_Recorded data_
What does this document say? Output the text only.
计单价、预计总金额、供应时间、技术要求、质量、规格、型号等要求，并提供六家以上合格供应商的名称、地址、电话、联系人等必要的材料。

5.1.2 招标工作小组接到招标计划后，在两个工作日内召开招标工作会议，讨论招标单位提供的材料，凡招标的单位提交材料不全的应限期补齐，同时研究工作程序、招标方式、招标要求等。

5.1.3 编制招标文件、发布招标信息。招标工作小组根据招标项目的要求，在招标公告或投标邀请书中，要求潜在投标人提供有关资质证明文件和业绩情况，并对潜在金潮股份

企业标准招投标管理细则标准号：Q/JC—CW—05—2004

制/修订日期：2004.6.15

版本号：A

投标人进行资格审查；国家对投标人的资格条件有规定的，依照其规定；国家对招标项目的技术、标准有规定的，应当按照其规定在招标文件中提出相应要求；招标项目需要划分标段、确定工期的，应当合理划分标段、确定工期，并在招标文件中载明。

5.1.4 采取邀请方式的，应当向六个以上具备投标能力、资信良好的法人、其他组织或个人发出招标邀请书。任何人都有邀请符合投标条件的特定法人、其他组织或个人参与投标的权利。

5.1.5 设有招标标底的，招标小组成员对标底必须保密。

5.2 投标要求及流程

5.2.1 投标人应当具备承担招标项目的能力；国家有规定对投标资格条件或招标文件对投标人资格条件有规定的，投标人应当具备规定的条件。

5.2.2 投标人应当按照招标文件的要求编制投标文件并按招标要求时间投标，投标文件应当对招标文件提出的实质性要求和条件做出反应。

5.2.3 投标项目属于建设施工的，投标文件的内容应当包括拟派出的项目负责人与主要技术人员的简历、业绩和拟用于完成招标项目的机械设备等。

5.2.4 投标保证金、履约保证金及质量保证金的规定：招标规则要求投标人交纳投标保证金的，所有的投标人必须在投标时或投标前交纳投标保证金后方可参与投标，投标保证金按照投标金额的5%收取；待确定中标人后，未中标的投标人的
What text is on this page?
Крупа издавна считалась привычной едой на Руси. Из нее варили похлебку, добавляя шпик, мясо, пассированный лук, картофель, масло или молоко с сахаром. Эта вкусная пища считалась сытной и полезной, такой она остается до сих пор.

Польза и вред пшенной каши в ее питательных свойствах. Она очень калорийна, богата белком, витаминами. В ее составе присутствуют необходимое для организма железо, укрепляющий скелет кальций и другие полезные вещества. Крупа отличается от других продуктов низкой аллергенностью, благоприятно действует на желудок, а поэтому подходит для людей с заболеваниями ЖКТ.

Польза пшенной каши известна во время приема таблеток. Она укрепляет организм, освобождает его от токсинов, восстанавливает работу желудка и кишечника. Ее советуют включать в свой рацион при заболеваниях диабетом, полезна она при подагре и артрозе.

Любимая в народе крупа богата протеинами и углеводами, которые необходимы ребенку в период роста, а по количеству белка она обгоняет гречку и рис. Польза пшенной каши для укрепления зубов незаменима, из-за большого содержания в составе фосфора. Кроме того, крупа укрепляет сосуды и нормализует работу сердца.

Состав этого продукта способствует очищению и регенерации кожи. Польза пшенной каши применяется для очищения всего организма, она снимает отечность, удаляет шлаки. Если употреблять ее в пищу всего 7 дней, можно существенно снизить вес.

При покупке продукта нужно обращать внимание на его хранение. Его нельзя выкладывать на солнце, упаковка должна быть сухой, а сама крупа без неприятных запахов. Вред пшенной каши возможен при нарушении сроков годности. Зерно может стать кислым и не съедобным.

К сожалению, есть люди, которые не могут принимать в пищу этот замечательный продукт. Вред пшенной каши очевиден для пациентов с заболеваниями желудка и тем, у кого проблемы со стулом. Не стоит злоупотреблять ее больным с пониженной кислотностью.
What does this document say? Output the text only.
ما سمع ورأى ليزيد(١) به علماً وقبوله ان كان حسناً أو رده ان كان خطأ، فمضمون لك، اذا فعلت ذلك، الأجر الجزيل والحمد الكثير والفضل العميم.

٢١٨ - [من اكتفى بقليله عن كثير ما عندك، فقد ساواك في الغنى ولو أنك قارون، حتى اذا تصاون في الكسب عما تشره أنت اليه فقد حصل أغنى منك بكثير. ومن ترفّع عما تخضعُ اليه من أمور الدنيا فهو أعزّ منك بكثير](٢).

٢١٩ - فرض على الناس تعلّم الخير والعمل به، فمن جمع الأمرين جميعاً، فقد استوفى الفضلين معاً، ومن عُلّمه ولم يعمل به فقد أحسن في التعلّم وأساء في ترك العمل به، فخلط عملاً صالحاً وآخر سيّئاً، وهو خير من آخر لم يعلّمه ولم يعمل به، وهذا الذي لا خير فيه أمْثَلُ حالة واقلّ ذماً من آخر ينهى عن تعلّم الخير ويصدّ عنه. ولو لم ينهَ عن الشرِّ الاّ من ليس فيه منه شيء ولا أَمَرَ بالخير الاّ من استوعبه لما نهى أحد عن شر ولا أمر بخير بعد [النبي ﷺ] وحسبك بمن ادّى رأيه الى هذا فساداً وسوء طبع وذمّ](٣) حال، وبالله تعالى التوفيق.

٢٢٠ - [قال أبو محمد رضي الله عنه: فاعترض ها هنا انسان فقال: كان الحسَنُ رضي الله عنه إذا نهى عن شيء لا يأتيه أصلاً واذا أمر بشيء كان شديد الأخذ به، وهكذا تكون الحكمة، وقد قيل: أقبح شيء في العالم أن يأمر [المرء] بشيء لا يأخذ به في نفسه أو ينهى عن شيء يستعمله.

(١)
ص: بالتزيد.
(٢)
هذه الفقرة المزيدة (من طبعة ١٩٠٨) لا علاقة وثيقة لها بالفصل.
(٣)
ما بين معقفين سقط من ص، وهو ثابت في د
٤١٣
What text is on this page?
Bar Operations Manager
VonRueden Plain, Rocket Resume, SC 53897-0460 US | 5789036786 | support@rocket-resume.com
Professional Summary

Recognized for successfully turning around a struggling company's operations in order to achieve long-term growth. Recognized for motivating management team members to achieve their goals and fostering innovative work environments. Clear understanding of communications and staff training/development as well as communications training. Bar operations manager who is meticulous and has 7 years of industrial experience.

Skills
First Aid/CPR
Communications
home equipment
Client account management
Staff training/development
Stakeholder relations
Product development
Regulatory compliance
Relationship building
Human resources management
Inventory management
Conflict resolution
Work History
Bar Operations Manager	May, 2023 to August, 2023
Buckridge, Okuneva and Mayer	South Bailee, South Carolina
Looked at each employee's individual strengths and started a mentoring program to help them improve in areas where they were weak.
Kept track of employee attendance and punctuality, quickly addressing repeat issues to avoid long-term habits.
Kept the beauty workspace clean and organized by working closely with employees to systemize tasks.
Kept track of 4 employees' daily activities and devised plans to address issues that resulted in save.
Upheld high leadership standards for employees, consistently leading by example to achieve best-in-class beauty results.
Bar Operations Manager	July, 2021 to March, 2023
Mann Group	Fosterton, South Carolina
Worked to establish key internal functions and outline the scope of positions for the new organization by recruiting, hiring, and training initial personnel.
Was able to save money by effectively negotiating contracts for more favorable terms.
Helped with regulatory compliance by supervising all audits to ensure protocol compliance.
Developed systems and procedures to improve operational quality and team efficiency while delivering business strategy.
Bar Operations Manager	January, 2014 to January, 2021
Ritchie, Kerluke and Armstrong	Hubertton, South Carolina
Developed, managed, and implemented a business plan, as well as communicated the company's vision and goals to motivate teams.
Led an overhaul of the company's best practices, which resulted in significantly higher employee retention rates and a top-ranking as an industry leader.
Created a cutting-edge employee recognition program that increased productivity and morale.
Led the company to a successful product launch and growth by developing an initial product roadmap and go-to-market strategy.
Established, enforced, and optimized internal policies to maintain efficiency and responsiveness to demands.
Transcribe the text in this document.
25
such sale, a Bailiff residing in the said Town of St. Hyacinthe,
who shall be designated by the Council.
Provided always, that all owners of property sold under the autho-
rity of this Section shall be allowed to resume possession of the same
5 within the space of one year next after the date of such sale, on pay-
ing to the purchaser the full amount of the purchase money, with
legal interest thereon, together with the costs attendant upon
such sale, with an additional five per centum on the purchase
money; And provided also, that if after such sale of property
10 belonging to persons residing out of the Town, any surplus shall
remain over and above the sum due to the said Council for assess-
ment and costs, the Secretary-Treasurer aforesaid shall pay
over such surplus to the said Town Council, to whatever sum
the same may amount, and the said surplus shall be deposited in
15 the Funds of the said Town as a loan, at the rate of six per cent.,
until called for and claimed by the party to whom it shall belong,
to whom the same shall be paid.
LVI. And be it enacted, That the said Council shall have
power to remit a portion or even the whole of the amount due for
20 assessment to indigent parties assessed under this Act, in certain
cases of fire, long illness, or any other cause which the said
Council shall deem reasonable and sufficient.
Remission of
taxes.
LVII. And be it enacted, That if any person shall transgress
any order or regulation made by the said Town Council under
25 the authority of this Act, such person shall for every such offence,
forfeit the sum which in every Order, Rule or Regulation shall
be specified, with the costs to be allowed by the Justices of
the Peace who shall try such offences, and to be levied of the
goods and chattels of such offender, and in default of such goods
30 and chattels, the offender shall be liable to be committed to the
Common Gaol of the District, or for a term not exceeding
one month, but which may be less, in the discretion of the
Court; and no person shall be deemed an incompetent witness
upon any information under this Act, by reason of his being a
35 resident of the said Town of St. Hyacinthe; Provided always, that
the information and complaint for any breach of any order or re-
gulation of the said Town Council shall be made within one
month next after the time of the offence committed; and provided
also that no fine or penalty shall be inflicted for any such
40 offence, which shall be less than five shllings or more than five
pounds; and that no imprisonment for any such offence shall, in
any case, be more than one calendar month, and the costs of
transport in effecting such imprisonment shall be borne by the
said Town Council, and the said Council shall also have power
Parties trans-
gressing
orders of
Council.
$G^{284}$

_Problem to work on_
In the entries above, find lines with "enacted" and copy each.

_Exercise solution_
LVI. And be it enacted, That the said Council shall have
LVII. And be it enacted, That if any person shall transgress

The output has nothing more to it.